Your answer must consist solely of the number of lines that contain the word "title".

## start

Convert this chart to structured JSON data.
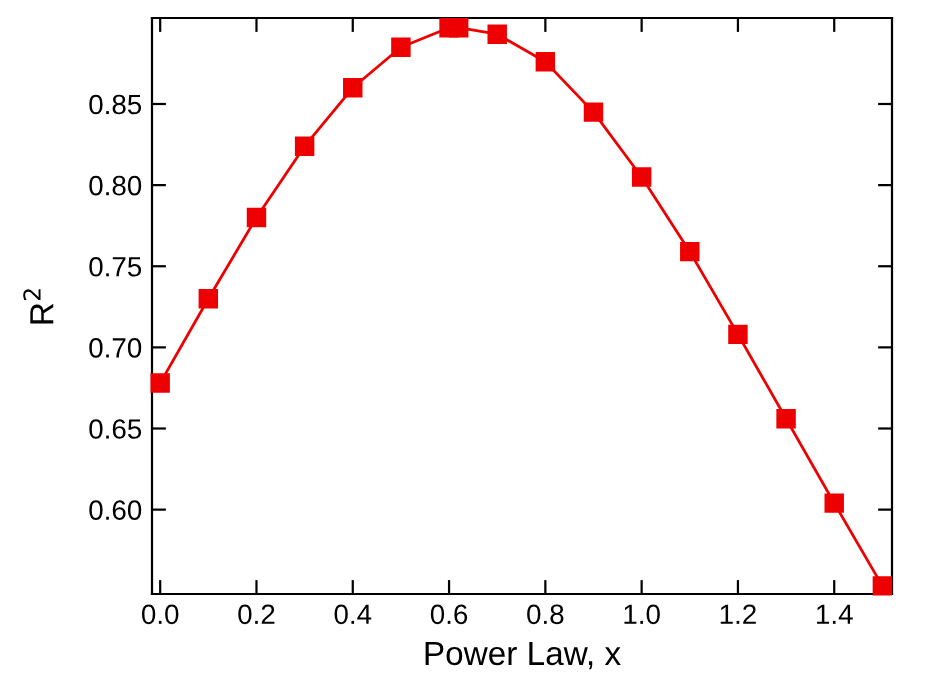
{
  "chart_data": {
    "type": "line",
    "xlabel": "Power Law, x",
    "ylabel": "R$^{2}$",
    "x": [
      0.0,
      0.1,
      0.2,
      0.3,
      0.4,
      0.5,
      0.6,
      0.62,
      0.7,
      0.8,
      0.9,
      1.0,
      1.1,
      1.2,
      1.3,
      1.4,
      1.5
    ],
    "series": [
      {
        "color": "#ee0000",
        "values": [
          0.678,
          0.73,
          0.78,
          0.824,
          0.86,
          0.885,
          0.897,
          0.897,
          0.893,
          0.876,
          0.845,
          0.805,
          0.759,
          0.708,
          0.656,
          0.604,
          0.553
        ]
      }
    ],
    "xlim": [
      -0.017,
      1.52
    ],
    "ylim": [
      0.548,
      0.903
    ],
    "xticks": [
      {
        "value": 0.0,
        "label": "0.0"
      },
      {
        "value": 0.2,
        "label": "0.2"
      },
      {
        "value": 0.4,
        "label": "0.4"
      },
      {
        "value": 0.6,
        "label": "0.6"
      },
      {
        "value": 0.8,
        "label": "0.8"
      },
      {
        "value": 1.0,
        "label": "1.0"
      },
      {
        "value": 1.2,
        "label": "1.2"
      },
      {
        "value": 1.4,
        "label": "1.4"
      }
    ],
    "yticks": [
      {
        "value": 0.6,
        "label": "0.60"
      },
      {
        "value": 0.65,
        "label": "0.65"
      },
      {
        "value": 0.7,
        "label": "0.70"
      },
      {
        "value": 0.75,
        "label": "0.75"
      },
      {
        "value": 0.8,
        "label": "0.80"
      },
      {
        "value": 0.85,
        "label": "0.85"
      }
    ],
    "marker": "square",
    "line_style": "solid",
    "grid": false,
    "legend": false
  }
}
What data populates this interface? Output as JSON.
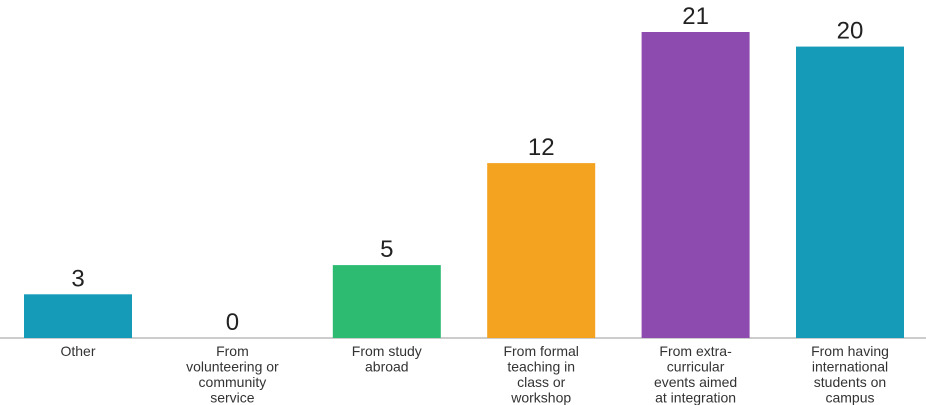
{
  "chart_data": {
    "type": "bar",
    "categories": [
      "Other",
      "From volunteering or community service",
      "From study abroad",
      "From formal teaching in class or workshop",
      "From extra-curricular events aimed at integration",
      "From having international students on campus"
    ],
    "category_label_lines": [
      [
        "Other"
      ],
      [
        "From",
        "volunteering or",
        "community",
        "service"
      ],
      [
        "From study",
        "abroad"
      ],
      [
        "From formal",
        "teaching in",
        "class or",
        "workshop"
      ],
      [
        "From extra-",
        "curricular",
        "events aimed",
        "at integration"
      ],
      [
        "From having",
        "international",
        "students on",
        "campus"
      ]
    ],
    "values": [
      3,
      0,
      5,
      12,
      21,
      20
    ],
    "colors": [
      "#159AB8",
      "#159AB8",
      "#2DBB72",
      "#F4A321",
      "#8E4BAF",
      "#159AB8"
    ],
    "title": "",
    "xlabel": "",
    "ylabel": "",
    "ylim": [
      0,
      21
    ],
    "grid": false,
    "legend": "none"
  }
}
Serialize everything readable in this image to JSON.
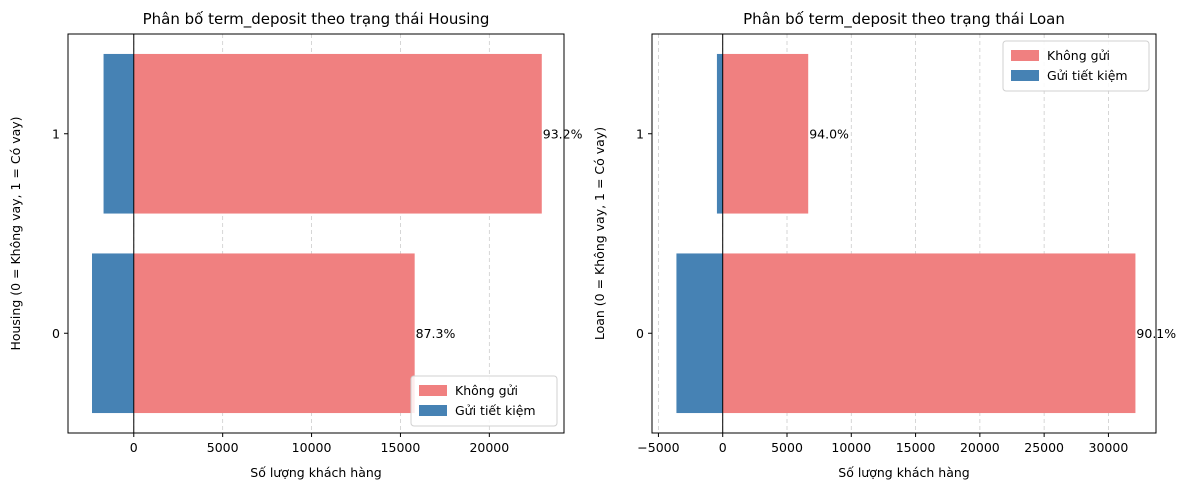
{
  "chart_data": [
    {
      "type": "bar",
      "orientation": "horizontal",
      "title": "Phân bố term_deposit theo trạng thái Housing",
      "xlabel": "Số lượng khách hàng",
      "ylabel": "Housing (0 = Không vay, 1 = Có vay)",
      "categories": [
        "0",
        "1"
      ],
      "series": [
        {
          "name": "Không gửi",
          "values": [
            15800,
            22950
          ],
          "color": "#f08080"
        },
        {
          "name": "Gửi tiết kiệm",
          "values": [
            -2350,
            -1700
          ],
          "color": "#4682b4"
        }
      ],
      "percent_labels": [
        "87.3%",
        "93.2%"
      ],
      "xlim": [
        -3700,
        24200
      ],
      "xticks": [
        0,
        5000,
        10000,
        15000,
        20000
      ],
      "xtick_labels": [
        "0",
        "5000",
        "10000",
        "15000",
        "20000"
      ],
      "grid": "x dashed",
      "legend": "lower right"
    },
    {
      "type": "bar",
      "orientation": "horizontal",
      "title": "Phân bố term_deposit theo trạng thái Loan",
      "xlabel": "Số lượng khách hàng",
      "ylabel": "Loan (0 = Không vay, 1 = Có vay)",
      "categories": [
        "0",
        "1"
      ],
      "series": [
        {
          "name": "Không gửi",
          "values": [
            32100,
            6650
          ],
          "color": "#f08080"
        },
        {
          "name": "Gửi tiết kiệm",
          "values": [
            -3600,
            -450
          ],
          "color": "#4682b4"
        }
      ],
      "percent_labels": [
        "90.1%",
        "94.0%"
      ],
      "xlim": [
        -5500,
        33700
      ],
      "xticks": [
        -5000,
        0,
        5000,
        10000,
        15000,
        20000,
        25000,
        30000
      ],
      "xtick_labels": [
        "−5000",
        "0",
        "5000",
        "10000",
        "15000",
        "20000",
        "25000",
        "30000"
      ],
      "grid": "x dashed",
      "legend": "upper right"
    }
  ]
}
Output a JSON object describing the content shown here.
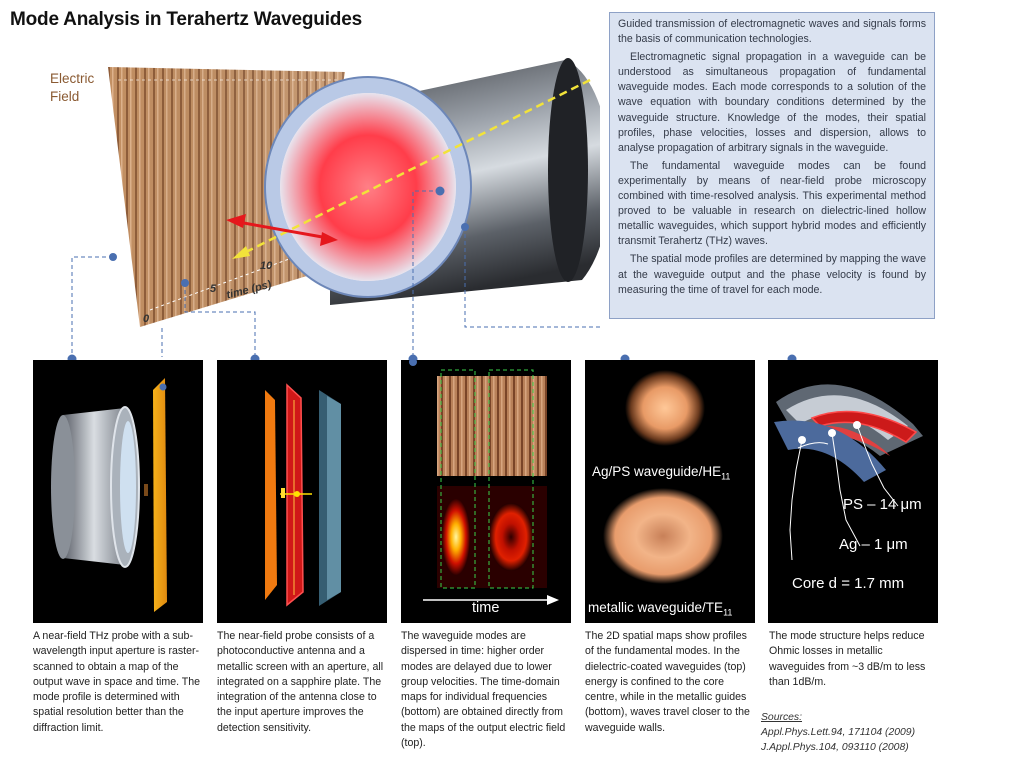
{
  "title": "Mode Analysis in Terahertz Waveguides",
  "info_paragraphs": [
    "Guided transmission of electromagnetic waves and signals forms the basis of communication technologies.",
    "Electromagnetic signal propagation in a waveguide can be understood as simultaneous propagation of fundamental waveguide modes. Each mode corresponds to a solution of the wave equation with boundary conditions determined by the waveguide structure. Knowledge of the modes, their spatial profiles, phase velocities, losses and dispersion, allows to analyse propagation of arbitrary signals in the waveguide.",
    "The fundamental waveguide modes can be found experimentally by means of near-field probe microscopy combined with time-resolved analysis. This experimental method proved to be valuable in research on dielectric-lined hollow metallic waveguides, which support hybrid modes and efficiently transmit Terahertz (THz) waves.",
    "The spatial mode profiles are determined by mapping the wave at the waveguide output and the phase velocity is found by measuring the time of travel for each mode."
  ],
  "hero": {
    "field_label_line1": "Electric",
    "field_label_line2": "Field",
    "tick_0": "0",
    "tick_5": "5",
    "tick_10": "10",
    "axis_label": "time (ps)"
  },
  "panels": {
    "p3_time_label": "time",
    "p4_top_label": "Ag/PS waveguide/HE",
    "p4_top_sub": "11",
    "p4_bottom_label": "metallic waveguide/TE",
    "p4_bottom_sub": "11",
    "p5_ps": "PS  – 14 μm",
    "p5_ag": "Ag  – 1 μm",
    "p5_core": "Core  d  = 1.7 mm"
  },
  "captions": [
    "A near-field THz probe with a sub-wavelength input aperture is raster-scanned to obtain a map of the output wave in space and time. The mode profile is determined with spatial resolution better than the diffraction limit.",
    "The near-field probe consists of a photoconductive antenna and a metallic screen with an aperture, all integrated on a sapphire plate. The integration of the antenna close to the input aperture improves the detection sensitivity.",
    "The waveguide modes are dispersed in time: higher order modes are delayed due to lower group velocities. The time-domain maps for individual frequencies (bottom) are obtained directly from the maps of the output electric field (top).",
    "The 2D spatial maps show profiles of the fundamental modes. In the dielectric-coated waveguides (top) energy is confined to the core centre, while in the metallic guides (bottom), waves travel closer to the waveguide walls.",
    "The mode structure helps reduce Ohmic losses in metallic  waveguides from ~3 dB/m to  less than 1dB/m."
  ],
  "sources": {
    "heading": "Sources:",
    "ref1": "Appl.Phys.Lett.94, 171104 (2009)",
    "ref2": "J.Appl.Phys.104, 093110 (2008)"
  },
  "colors": {
    "info_bg": "#dbe3f1",
    "connector": "#4a6fb0",
    "field_map": "#b8855a"
  }
}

## end

[TASK OUTPUT]
4